**What to do**
Copy out all lines that carry the word "Settings".

[Figure record extracts]
□ □ □

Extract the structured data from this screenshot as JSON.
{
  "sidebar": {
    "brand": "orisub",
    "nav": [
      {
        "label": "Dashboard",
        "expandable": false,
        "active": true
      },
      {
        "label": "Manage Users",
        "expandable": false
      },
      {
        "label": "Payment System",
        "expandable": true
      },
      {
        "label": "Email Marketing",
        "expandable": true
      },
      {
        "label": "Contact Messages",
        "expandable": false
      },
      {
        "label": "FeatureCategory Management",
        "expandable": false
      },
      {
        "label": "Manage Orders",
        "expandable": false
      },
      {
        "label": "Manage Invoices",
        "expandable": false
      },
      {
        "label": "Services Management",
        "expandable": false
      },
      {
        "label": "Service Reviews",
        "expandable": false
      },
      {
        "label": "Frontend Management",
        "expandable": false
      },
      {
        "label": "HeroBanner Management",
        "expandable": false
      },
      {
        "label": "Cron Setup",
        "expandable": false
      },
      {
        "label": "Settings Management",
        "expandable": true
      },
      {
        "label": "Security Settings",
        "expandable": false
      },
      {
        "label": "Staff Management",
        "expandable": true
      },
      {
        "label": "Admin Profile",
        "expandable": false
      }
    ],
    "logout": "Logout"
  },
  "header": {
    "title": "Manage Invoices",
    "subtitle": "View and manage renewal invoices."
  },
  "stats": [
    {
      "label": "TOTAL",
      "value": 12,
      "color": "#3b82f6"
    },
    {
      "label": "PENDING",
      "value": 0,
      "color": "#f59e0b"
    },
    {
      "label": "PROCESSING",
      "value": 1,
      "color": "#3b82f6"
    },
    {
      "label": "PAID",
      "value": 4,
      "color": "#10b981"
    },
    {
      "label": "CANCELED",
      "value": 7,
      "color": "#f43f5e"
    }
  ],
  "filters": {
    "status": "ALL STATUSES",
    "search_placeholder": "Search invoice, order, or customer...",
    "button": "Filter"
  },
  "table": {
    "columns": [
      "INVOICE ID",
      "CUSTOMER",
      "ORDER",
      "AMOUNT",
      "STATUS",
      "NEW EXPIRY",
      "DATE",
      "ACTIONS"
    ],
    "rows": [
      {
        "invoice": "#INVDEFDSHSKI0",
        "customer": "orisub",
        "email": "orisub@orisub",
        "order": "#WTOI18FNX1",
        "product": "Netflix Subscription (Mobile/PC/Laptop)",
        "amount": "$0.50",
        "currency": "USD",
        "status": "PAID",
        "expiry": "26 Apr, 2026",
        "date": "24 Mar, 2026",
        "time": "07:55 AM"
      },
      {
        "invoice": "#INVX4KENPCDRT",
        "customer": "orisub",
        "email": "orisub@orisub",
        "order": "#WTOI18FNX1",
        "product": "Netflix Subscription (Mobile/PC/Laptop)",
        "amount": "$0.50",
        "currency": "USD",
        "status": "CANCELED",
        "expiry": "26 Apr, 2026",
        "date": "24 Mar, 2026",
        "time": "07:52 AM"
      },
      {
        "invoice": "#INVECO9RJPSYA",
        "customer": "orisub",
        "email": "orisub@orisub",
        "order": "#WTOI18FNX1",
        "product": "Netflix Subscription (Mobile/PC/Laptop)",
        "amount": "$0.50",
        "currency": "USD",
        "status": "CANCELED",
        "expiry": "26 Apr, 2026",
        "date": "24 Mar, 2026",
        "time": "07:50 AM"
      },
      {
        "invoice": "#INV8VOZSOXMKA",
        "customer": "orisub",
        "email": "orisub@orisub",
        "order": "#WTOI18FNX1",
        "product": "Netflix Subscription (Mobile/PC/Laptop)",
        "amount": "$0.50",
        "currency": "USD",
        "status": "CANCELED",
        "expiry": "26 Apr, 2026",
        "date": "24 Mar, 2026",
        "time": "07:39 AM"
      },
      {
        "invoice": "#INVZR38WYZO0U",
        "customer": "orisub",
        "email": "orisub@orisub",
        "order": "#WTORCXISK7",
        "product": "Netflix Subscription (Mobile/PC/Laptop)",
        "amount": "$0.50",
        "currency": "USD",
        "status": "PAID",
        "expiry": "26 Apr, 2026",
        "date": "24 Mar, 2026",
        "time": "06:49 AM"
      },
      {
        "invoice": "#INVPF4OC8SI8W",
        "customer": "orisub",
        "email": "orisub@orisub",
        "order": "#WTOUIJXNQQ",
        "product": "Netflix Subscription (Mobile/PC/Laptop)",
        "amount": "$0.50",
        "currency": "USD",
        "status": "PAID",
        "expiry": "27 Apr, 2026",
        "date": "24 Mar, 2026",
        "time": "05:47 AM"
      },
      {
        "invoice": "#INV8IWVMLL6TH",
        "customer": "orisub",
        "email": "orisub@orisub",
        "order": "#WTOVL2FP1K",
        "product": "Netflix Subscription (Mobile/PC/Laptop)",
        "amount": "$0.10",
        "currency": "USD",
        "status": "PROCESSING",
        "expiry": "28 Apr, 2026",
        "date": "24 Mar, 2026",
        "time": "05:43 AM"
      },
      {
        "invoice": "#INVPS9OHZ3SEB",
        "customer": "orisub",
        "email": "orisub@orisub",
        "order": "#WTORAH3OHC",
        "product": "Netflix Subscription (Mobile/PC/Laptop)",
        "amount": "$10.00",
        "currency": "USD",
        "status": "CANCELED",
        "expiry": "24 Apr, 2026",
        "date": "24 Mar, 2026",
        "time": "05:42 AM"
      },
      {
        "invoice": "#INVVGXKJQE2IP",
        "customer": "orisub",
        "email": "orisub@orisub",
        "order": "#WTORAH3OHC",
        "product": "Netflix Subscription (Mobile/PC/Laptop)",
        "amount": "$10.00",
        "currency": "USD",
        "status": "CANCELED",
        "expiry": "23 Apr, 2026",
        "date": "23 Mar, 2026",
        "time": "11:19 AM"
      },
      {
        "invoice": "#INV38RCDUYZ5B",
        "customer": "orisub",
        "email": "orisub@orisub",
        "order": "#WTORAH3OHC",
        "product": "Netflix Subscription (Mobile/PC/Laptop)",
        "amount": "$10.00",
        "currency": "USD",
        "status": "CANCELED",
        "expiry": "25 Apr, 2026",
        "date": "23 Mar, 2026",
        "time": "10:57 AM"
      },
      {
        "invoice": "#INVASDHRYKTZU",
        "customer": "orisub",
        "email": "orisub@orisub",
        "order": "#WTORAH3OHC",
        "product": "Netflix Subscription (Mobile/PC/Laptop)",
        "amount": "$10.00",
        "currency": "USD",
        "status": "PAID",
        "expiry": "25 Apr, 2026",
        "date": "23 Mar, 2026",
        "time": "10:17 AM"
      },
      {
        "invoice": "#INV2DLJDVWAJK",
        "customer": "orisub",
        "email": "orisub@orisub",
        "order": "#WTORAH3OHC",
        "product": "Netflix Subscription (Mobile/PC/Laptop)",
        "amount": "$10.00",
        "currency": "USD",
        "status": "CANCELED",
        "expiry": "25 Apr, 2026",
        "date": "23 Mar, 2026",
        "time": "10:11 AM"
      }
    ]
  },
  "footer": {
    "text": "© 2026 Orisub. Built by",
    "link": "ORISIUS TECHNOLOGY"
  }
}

□ □ □

**Complete response**
        "label": "Settings Management",
        "label": "Security Settings",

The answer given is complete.